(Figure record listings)
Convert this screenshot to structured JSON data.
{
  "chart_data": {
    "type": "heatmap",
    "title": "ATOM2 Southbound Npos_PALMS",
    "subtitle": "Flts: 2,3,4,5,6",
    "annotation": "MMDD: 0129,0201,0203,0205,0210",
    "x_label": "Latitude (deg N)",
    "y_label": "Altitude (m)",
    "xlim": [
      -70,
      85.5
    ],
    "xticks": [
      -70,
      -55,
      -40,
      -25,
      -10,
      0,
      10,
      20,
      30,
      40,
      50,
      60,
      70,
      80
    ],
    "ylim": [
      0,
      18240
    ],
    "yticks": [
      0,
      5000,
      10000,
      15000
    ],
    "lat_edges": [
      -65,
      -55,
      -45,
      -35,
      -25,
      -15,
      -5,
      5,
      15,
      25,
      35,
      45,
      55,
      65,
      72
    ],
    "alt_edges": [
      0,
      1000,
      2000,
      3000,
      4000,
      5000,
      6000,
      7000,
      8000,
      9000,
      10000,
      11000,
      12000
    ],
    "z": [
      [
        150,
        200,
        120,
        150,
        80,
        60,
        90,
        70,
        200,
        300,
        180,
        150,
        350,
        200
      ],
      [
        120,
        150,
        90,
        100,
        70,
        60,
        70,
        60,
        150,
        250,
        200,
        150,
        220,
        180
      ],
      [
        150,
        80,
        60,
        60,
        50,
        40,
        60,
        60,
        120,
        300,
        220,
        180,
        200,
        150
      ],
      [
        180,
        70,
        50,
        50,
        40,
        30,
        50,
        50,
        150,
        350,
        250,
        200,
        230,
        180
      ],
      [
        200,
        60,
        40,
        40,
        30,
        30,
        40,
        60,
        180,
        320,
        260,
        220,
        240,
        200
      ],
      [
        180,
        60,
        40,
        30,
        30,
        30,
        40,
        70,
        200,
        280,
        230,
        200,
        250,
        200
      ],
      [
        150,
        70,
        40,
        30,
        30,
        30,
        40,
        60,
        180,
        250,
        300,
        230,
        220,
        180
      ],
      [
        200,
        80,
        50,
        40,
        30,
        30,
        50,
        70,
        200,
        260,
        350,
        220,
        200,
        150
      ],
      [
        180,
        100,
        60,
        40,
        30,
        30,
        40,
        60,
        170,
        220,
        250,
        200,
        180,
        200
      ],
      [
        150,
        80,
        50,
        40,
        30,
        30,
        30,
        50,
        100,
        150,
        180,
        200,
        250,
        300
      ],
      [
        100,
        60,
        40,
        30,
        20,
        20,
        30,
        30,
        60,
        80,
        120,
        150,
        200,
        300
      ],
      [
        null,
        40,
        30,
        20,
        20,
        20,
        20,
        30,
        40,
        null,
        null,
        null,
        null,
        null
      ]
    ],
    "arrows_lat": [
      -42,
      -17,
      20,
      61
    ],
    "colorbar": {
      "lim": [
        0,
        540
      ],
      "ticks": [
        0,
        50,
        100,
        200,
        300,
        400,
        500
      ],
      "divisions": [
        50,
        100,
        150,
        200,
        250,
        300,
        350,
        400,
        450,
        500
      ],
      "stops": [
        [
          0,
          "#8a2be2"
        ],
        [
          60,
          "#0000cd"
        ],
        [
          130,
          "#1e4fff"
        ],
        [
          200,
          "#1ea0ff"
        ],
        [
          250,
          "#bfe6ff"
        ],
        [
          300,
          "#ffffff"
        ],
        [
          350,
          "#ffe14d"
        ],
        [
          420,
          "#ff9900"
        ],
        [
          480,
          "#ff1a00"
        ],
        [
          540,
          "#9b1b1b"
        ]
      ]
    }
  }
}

## [REQUIREMENTS]
Repeat every record exactly as written, please.

## [ANSWER FOR THE TASK]
Convert this screenshot to structured JSON data.
{
  "chart_data": {
    "type": "heatmap",
    "title": "ATOM2 Southbound Npos_PALMS",
    "subtitle": "Flts: 2,3,4,5,6",
    "annotation": "MMDD: 0129,0201,0203,0205,0210",
    "x_label": "Latitude (deg N)",
    "y_label": "Altitude (m)",
    "xlim": [
      -70,
      85.5
    ],
    "xticks": [
      -70,
      -55,
      -40,
      -25,
      -10,
      0,
      10,
      20,
      30,
      40,
      50,
      60,
      70,
      80
    ],
    "ylim": [
      0,
      18240
    ],
    "yticks": [
      0,
      5000,
      10000,
      15000
    ],
    "lat_edges": [
      -65,
      -55,
      -45,
      -35,
      -25,
      -15,
      -5,
      5,
      15,
      25,
      35,
      45,
      55,
      65,
      72
    ],
    "alt_edges": [
      0,
      1000,
      2000,
      3000,
      4000,
      5000,
      6000,
      7000,
      8000,
      9000,
      10000,
      11000,
      12000
    ],
    "z": [
      [
        150,
        200,
        120,
        150,
        80,
        60,
        90,
        70,
        200,
        300,
        180,
        150,
        350,
        200
      ],
      [
        120,
        150,
        90,
        100,
        70,
        60,
        70,
        60,
        150,
        250,
        200,
        150,
        220,
        180
      ],
      [
        150,
        80,
        60,
        60,
        50,
        40,
        60,
        60,
        120,
        300,
        220,
        180,
        200,
        150
      ],
      [
        180,
        70,
        50,
        50,
        40,
        30,
        50,
        50,
        150,
        350,
        250,
        200,
        230,
        180
      ],
      [
        200,
        60,
        40,
        40,
        30,
        30,
        40,
        60,
        180,
        320,
        260,
        220,
        240,
        200
      ],
      [
        180,
        60,
        40,
        30,
        30,
        30,
        40,
        70,
        200,
        280,
        230,
        200,
        250,
        200
      ],
      [
        150,
        70,
        40,
        30,
        30,
        30,
        40,
        60,
        180,
        250,
        300,
        230,
        220,
        180
      ],
      [
        200,
        80,
        50,
        40,
        30,
        30,
        50,
        70,
        200,
        260,
        350,
        220,
        200,
        150
      ],
      [
        180,
        100,
        60,
        40,
        30,
        30,
        40,
        60,
        170,
        220,
        250,
        200,
        180,
        200
      ],
      [
        150,
        80,
        50,
        40,
        30,
        30,
        30,
        50,
        100,
        150,
        180,
        200,
        250,
        300
      ],
      [
        100,
        60,
        40,
        30,
        20,
        20,
        30,
        30,
        60,
        80,
        120,
        150,
        200,
        300
      ],
      [
        null,
        40,
        30,
        20,
        20,
        20,
        20,
        30,
        40,
        null,
        null,
        null,
        null,
        null
      ]
    ],
    "arrows_lat": [
      -42,
      -17,
      20,
      61
    ],
    "colorbar": {
      "lim": [
        0,
        540
      ],
      "ticks": [
        0,
        50,
        100,
        200,
        300,
        400,
        500
      ],
      "divisions": [
        50,
        100,
        150,
        200,
        250,
        300,
        350,
        400,
        450,
        500
      ],
      "stops": [
        [
          0,
          "#8a2be2"
        ],
        [
          60,
          "#0000cd"
        ],
        [
          130,
          "#1e4fff"
        ],
        [
          200,
          "#1ea0ff"
        ],
        [
          250,
          "#bfe6ff"
        ],
        [
          300,
          "#ffffff"
        ],
        [
          350,
          "#ffe14d"
        ],
        [
          420,
          "#ff9900"
        ],
        [
          480,
          "#ff1a00"
        ],
        [
          540,
          "#9b1b1b"
        ]
      ]
    }
  }
}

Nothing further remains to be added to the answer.